**Written problem**
List the lines of this listing that hold the word "équipement".
--- begin Records for processing ---
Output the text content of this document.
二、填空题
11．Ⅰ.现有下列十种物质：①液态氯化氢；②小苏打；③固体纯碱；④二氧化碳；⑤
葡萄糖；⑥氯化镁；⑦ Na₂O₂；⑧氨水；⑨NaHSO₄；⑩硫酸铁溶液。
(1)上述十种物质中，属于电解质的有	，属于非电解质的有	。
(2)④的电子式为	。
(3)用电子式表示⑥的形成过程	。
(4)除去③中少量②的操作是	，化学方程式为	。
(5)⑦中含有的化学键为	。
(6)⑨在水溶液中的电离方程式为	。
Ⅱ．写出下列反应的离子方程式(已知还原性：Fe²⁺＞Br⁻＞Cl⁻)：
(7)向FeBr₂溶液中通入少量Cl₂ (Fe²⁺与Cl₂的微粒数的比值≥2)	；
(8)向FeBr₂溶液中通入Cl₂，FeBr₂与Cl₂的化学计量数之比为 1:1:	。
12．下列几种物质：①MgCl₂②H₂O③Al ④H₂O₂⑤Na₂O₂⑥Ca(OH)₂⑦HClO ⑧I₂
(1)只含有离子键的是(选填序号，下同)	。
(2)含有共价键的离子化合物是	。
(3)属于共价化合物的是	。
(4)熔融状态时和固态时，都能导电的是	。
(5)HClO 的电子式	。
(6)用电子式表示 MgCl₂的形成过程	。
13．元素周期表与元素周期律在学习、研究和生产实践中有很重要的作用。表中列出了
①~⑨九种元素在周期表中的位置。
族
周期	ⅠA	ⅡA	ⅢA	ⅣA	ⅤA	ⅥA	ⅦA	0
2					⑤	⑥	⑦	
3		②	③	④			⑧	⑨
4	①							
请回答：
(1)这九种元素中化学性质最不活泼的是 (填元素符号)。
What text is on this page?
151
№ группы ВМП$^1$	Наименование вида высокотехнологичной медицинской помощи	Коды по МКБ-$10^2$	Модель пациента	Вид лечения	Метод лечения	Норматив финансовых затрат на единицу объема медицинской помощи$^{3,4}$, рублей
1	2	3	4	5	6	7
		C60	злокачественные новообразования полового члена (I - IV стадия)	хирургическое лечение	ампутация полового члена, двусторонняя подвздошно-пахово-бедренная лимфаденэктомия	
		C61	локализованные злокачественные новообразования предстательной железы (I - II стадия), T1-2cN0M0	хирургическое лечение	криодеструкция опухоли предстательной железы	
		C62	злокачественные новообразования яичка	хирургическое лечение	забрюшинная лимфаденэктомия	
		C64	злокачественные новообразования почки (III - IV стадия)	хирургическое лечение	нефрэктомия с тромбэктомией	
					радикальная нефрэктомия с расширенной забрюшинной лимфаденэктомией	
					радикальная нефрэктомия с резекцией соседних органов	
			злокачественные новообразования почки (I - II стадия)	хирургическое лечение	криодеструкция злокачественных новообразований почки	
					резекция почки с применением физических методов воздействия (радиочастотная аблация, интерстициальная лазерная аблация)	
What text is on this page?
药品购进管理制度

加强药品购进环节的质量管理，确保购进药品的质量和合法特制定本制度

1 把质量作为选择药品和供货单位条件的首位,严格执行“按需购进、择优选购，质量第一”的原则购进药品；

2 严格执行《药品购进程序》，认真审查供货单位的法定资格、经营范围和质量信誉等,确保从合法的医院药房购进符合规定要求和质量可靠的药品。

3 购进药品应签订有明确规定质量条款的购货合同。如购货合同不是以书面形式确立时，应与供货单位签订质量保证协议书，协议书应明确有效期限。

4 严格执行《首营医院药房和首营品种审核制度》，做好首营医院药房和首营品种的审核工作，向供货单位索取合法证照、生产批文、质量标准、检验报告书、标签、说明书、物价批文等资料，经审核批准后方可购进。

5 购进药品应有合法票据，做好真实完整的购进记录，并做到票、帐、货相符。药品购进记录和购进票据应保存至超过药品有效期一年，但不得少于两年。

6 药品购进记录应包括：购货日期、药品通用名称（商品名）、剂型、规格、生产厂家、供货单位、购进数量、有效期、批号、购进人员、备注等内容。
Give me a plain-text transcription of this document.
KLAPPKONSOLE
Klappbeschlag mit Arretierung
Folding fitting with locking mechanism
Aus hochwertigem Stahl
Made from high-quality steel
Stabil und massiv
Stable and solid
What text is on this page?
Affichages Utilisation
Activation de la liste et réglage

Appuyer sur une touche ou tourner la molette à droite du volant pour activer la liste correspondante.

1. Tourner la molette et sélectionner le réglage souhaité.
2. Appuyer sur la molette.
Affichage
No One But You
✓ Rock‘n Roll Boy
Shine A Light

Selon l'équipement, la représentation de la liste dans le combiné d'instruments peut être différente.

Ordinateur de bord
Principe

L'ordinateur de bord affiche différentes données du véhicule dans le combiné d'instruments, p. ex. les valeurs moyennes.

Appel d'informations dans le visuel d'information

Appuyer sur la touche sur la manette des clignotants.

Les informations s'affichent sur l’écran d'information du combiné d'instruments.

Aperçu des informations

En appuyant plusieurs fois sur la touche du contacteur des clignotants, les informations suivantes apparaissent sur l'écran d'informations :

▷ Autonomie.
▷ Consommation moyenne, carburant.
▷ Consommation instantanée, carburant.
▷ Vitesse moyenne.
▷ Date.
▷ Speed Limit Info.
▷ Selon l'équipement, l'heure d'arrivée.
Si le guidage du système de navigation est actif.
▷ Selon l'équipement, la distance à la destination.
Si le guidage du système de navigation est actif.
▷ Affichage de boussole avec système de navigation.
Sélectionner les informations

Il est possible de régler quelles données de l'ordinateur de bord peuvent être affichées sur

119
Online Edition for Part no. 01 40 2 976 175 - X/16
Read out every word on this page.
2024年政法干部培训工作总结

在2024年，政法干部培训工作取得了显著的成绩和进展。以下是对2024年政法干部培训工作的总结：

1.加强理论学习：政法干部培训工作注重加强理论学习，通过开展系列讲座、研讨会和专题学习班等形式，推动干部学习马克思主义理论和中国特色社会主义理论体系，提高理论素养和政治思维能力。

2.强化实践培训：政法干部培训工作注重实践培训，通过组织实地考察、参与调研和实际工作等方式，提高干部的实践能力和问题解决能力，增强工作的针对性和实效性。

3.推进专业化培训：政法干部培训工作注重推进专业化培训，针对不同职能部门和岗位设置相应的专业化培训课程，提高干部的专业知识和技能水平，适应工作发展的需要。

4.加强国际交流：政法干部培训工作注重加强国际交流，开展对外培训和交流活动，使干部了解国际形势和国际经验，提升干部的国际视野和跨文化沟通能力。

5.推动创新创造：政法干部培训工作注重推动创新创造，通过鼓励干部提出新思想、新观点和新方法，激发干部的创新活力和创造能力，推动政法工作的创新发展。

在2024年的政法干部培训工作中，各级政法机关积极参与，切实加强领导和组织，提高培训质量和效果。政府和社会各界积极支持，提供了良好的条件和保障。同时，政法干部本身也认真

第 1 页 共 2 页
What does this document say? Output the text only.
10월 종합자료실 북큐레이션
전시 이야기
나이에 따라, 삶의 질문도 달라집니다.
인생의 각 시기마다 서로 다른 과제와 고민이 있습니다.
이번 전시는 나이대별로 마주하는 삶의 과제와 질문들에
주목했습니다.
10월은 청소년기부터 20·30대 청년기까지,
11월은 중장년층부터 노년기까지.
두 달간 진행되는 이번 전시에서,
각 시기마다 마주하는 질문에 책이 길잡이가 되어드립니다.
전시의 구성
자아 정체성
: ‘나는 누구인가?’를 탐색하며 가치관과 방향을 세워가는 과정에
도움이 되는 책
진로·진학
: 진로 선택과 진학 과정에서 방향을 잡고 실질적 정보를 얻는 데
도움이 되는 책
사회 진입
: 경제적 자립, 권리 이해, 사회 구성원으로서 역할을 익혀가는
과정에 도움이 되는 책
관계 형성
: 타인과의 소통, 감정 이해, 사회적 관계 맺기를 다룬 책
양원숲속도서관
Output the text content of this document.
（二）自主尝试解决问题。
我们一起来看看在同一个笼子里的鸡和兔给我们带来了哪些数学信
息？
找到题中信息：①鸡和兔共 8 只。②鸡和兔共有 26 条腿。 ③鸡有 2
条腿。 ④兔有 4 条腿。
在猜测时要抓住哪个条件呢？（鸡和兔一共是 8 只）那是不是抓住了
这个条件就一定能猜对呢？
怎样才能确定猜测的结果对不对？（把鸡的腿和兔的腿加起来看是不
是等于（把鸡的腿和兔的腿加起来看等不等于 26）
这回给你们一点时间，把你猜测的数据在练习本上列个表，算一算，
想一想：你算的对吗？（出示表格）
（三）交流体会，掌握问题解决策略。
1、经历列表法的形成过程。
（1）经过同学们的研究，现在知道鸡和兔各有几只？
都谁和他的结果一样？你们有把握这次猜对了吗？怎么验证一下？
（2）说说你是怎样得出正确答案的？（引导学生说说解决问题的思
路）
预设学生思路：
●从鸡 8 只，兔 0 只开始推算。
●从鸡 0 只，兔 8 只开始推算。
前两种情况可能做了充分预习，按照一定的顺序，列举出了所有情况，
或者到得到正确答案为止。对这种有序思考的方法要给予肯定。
--- end Records for processing ---
**Answer to this exercise**
Selon l'équipement, la représentation de la liste dans le combiné d'instruments peut être différente.
▷ Selon l'équipement, l'heure d'arrivée.
▷ Selon l'équipement, la distance à la destination.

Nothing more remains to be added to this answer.